Raw records >>

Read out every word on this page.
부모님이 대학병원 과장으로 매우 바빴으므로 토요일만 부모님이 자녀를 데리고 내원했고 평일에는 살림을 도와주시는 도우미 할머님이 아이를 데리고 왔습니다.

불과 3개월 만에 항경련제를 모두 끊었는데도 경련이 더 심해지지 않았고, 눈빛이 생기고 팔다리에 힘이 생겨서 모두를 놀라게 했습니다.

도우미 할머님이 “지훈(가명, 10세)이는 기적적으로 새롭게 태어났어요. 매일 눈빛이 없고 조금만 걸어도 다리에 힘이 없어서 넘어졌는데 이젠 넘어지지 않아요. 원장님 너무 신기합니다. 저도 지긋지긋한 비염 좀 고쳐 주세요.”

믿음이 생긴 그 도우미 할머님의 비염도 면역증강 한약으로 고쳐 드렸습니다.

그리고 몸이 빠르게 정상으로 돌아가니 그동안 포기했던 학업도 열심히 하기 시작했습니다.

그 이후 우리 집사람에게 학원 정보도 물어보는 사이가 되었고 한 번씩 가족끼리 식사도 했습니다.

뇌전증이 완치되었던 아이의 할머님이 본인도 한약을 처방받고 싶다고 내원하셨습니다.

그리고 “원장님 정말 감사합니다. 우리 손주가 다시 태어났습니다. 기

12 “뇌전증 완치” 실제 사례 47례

Problem >> The records above should be restated word for word, please.

Written solution >>
Read out every word on this page.
부모님이 대학병원 과장으로 매우 바빴으므로 토요일만 부모님이 자녀를 데리고 내원했고 평일에는 살림을 도와주시는 도우미 할머님이 아이를 데리고 왔습니다.

불과 3개월 만에 항경련제를 모두 끊었는데도 경련이 더 심해지지 않았고, 눈빛이 생기고 팔다리에 힘이 생겨서 모두를 놀라게 했습니다.

도우미 할머님이 “지훈(가명, 10세)이는 기적적으로 새롭게 태어났어요. 매일 눈빛이 없고 조금만 걸어도 다리에 힘이 없어서 넘어졌는데 이젠 넘어지지 않아요. 원장님 너무 신기합니다. 저도 지긋지긋한 비염 좀 고쳐 주세요.”

믿음이 생긴 그 도우미 할머님의 비염도 면역증강 한약으로 고쳐 드렸습니다.

그리고 몸이 빠르게 정상으로 돌아가니 그동안 포기했던 학업도 열심히 하기 시작했습니다.

그 이후 우리 집사람에게 학원 정보도 물어보는 사이가 되었고 한 번씩 가족끼리 식사도 했습니다.

뇌전증이 완치되었던 아이의 할머님이 본인도 한약을 처방받고 싶다고 내원하셨습니다.

그리고 “원장님 정말 감사합니다. 우리 손주가 다시 태어났습니다. 기

12 “뇌전증 완치” 실제 사례 47례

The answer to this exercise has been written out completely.